* Begin INPUT ROWS *

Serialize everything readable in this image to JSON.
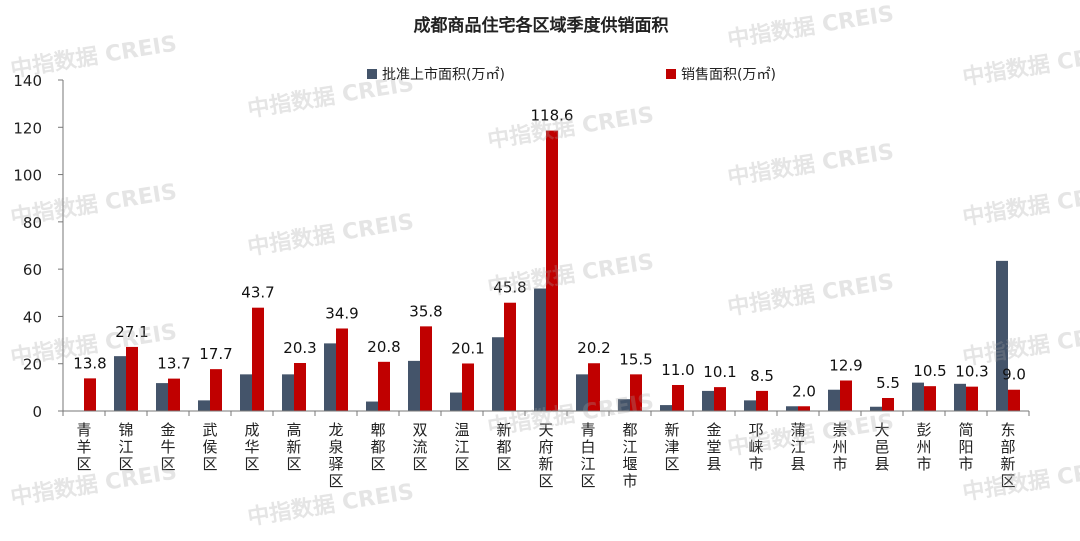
{
  "watermark": "中指数据 CREIS",
  "chart_data": {
    "type": "bar",
    "title": "成都商品住宅各区域季度供销面积",
    "xlabel": "",
    "ylabel": "",
    "ylim": [
      0,
      140
    ],
    "yticks": [
      0,
      20,
      40,
      60,
      80,
      100,
      120,
      140
    ],
    "grid": false,
    "legend_position": "top",
    "categories": [
      "青羊区",
      "锦江区",
      "金牛区",
      "武侯区",
      "成华区",
      "高新区",
      "龙泉驿区",
      "郫都区",
      "双流区",
      "温江区",
      "新都区",
      "天府新区",
      "青白江区",
      "都江堰市",
      "新津区",
      "金堂县",
      "邛崃市",
      "蒲江县",
      "崇州市",
      "大邑县",
      "彭州市",
      "简阳市",
      "东部新区"
    ],
    "series": [
      {
        "name": "批准上市面积(万㎡)",
        "color": "#44546a",
        "values": [
          0,
          23.2,
          11.8,
          4.5,
          15.5,
          15.5,
          28.6,
          4.0,
          21.2,
          7.8,
          31.2,
          51.8,
          15.5,
          5.0,
          2.5,
          8.5,
          4.5,
          2.0,
          9.0,
          1.8,
          12.0,
          11.5,
          63.5
        ]
      },
      {
        "name": "销售面积(万㎡)",
        "color": "#c00000",
        "values": [
          13.8,
          27.1,
          13.7,
          17.7,
          43.7,
          20.3,
          34.9,
          20.8,
          35.8,
          20.1,
          45.8,
          118.6,
          20.2,
          15.5,
          11.0,
          10.1,
          8.5,
          2.0,
          12.9,
          5.5,
          10.5,
          10.3,
          9.0
        ],
        "labels": [
          "13.8",
          "27.1",
          "13.7",
          "17.7",
          "43.7",
          "20.3",
          "34.9",
          "20.8",
          "35.8",
          "20.1",
          "45.8",
          "118.6",
          "20.2",
          "15.5",
          "11.0",
          "10.1",
          "8.5",
          "2.0",
          "12.9",
          "5.5",
          "10.5",
          "10.3",
          "9.0"
        ]
      }
    ]
  }
}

* End INPUT ROWS *

Each record above should come back exactly the same, only without its pictures.

Serialize everything readable in this image to JSON.
{
  "watermark": "中指数据 CREIS",
  "chart_data": {
    "type": "bar",
    "title": "成都商品住宅各区域季度供销面积",
    "xlabel": "",
    "ylabel": "",
    "ylim": [
      0,
      140
    ],
    "yticks": [
      0,
      20,
      40,
      60,
      80,
      100,
      120,
      140
    ],
    "grid": false,
    "legend_position": "top",
    "categories": [
      "青羊区",
      "锦江区",
      "金牛区",
      "武侯区",
      "成华区",
      "高新区",
      "龙泉驿区",
      "郫都区",
      "双流区",
      "温江区",
      "新都区",
      "天府新区",
      "青白江区",
      "都江堰市",
      "新津区",
      "金堂县",
      "邛崃市",
      "蒲江县",
      "崇州市",
      "大邑县",
      "彭州市",
      "简阳市",
      "东部新区"
    ],
    "series": [
      {
        "name": "批准上市面积(万㎡)",
        "color": "#44546a",
        "values": [
          0,
          23.2,
          11.8,
          4.5,
          15.5,
          15.5,
          28.6,
          4.0,
          21.2,
          7.8,
          31.2,
          51.8,
          15.5,
          5.0,
          2.5,
          8.5,
          4.5,
          2.0,
          9.0,
          1.8,
          12.0,
          11.5,
          63.5
        ]
      },
      {
        "name": "销售面积(万㎡)",
        "color": "#c00000",
        "values": [
          13.8,
          27.1,
          13.7,
          17.7,
          43.7,
          20.3,
          34.9,
          20.8,
          35.8,
          20.1,
          45.8,
          118.6,
          20.2,
          15.5,
          11.0,
          10.1,
          8.5,
          2.0,
          12.9,
          5.5,
          10.5,
          10.3,
          9.0
        ],
        "labels": [
          "13.8",
          "27.1",
          "13.7",
          "17.7",
          "43.7",
          "20.3",
          "34.9",
          "20.8",
          "35.8",
          "20.1",
          "45.8",
          "118.6",
          "20.2",
          "15.5",
          "11.0",
          "10.1",
          "8.5",
          "2.0",
          "12.9",
          "5.5",
          "10.5",
          "10.3",
          "9.0"
        ]
      }
    ]
  }
}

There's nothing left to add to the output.